* start DATA RECORDS *

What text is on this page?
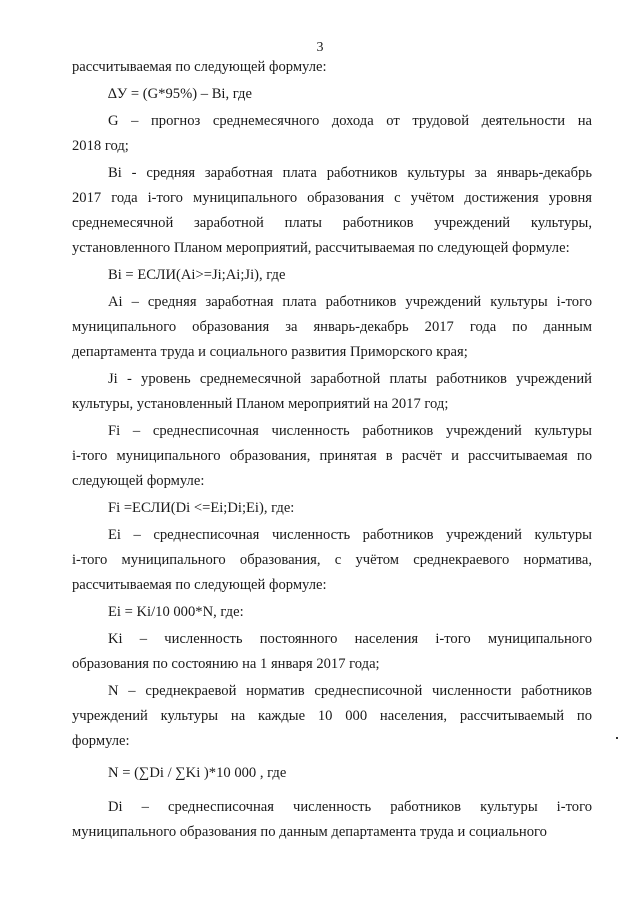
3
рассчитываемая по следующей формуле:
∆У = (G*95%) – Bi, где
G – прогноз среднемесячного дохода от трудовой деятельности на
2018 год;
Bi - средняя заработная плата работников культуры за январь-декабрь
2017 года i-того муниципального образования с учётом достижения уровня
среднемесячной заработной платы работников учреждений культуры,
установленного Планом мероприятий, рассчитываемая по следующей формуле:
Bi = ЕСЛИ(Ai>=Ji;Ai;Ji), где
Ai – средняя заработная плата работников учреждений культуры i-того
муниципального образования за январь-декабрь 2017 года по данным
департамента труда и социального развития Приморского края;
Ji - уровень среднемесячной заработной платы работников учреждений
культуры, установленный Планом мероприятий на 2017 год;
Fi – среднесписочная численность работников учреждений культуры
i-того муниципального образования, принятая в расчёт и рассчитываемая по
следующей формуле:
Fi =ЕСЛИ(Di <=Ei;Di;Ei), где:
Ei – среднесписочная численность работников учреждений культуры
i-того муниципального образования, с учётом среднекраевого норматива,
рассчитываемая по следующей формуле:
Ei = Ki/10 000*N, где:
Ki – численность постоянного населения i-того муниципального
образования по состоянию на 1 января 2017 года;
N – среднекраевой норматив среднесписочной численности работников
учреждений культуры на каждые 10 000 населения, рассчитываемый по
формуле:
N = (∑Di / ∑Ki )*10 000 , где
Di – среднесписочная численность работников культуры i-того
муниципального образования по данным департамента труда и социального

* end DATA RECORDS *
* start DATA RECORDS *

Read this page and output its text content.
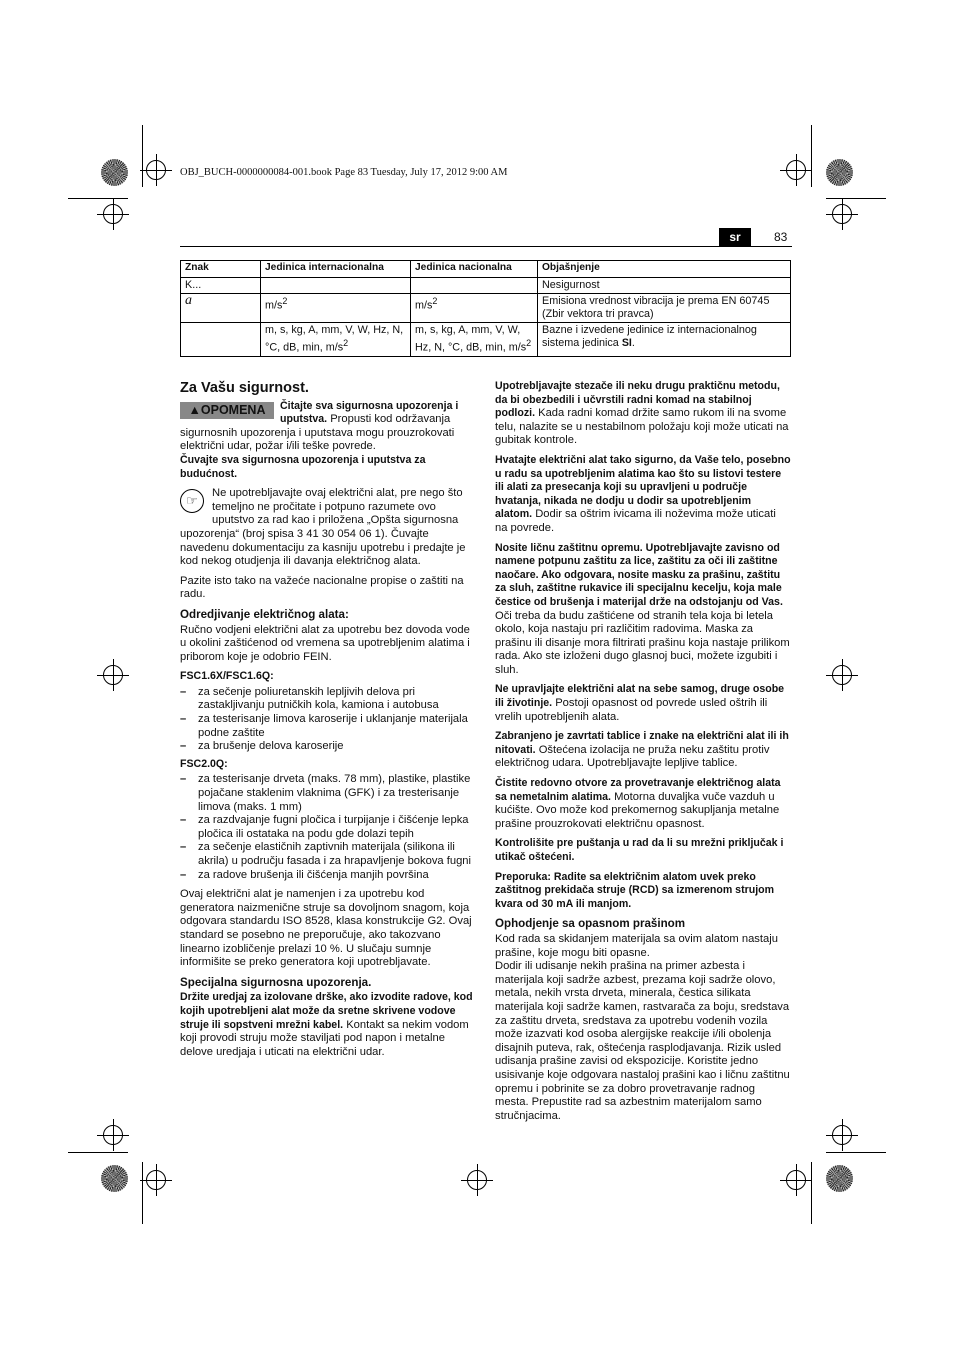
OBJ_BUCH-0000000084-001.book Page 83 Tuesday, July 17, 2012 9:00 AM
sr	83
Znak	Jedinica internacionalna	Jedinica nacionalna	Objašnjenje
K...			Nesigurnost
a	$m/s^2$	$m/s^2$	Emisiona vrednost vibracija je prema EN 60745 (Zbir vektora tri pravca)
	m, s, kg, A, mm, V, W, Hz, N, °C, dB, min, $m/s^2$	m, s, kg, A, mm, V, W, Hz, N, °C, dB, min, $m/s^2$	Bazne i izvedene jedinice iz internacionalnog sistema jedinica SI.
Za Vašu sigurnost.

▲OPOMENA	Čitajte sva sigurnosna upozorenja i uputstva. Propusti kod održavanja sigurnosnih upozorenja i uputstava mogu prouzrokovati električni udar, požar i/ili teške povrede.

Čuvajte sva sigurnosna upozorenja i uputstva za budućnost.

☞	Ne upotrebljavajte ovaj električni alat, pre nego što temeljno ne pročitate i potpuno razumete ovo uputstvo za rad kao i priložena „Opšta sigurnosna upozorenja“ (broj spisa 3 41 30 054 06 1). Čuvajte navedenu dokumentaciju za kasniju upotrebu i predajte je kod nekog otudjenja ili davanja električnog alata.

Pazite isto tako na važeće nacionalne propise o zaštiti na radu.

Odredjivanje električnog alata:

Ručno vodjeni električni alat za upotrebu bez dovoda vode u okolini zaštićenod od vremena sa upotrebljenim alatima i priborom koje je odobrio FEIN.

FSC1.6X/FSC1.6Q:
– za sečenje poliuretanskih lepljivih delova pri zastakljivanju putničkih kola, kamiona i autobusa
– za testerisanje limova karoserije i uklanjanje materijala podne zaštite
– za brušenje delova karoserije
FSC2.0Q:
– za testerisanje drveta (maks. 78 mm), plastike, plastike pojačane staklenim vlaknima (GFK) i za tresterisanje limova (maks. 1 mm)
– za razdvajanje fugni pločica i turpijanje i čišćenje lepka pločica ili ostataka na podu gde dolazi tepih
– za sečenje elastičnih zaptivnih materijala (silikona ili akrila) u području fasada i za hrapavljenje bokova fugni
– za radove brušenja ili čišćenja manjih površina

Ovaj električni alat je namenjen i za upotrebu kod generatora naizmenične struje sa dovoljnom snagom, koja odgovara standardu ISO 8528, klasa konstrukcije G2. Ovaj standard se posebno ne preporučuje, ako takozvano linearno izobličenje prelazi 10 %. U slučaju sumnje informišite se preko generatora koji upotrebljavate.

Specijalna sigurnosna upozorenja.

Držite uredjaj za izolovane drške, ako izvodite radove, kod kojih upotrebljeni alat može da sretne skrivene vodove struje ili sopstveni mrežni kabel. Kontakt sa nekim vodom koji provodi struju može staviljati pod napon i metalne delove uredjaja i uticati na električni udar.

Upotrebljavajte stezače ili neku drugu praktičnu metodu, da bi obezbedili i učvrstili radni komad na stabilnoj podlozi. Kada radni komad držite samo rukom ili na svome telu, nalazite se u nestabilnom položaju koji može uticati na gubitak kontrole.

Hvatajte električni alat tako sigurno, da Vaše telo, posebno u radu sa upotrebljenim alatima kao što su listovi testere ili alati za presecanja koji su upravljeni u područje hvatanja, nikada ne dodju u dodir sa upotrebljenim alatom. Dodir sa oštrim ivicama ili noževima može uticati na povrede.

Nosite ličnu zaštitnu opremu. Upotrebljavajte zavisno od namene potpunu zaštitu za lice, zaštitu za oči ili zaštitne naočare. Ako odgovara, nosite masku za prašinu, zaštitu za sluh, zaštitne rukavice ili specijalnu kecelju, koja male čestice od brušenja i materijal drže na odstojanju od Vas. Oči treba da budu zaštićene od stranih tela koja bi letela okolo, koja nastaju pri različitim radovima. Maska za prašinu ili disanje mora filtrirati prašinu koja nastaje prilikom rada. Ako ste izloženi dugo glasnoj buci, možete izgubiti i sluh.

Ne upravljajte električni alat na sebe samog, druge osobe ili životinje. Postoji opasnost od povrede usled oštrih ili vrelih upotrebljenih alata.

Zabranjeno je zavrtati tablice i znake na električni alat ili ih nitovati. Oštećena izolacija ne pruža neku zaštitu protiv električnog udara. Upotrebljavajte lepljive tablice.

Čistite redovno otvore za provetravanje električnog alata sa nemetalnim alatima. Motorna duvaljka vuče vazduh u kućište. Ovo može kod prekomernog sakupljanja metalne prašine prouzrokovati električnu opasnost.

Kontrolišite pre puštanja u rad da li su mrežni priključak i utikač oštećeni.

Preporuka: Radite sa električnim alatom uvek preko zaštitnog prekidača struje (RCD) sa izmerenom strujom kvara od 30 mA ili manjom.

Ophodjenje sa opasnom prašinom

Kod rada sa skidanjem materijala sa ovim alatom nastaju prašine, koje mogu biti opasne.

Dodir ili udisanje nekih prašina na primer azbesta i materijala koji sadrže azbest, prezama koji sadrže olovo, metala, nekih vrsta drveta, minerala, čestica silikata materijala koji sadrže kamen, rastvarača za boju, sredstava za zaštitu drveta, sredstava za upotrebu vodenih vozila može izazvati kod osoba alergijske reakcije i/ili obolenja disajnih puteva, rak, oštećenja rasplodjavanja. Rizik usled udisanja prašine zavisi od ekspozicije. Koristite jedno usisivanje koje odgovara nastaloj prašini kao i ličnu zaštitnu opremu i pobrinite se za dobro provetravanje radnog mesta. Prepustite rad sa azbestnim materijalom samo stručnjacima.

* end DATA RECORDS *

§ **SET TASK**
Using the records above, copy each line that contains "данным".

§ **WRITTEN SOLUTION**
муниципального образования за январь-декабрь 2017 года по данным
муниципального образования по данным департамента труда и социального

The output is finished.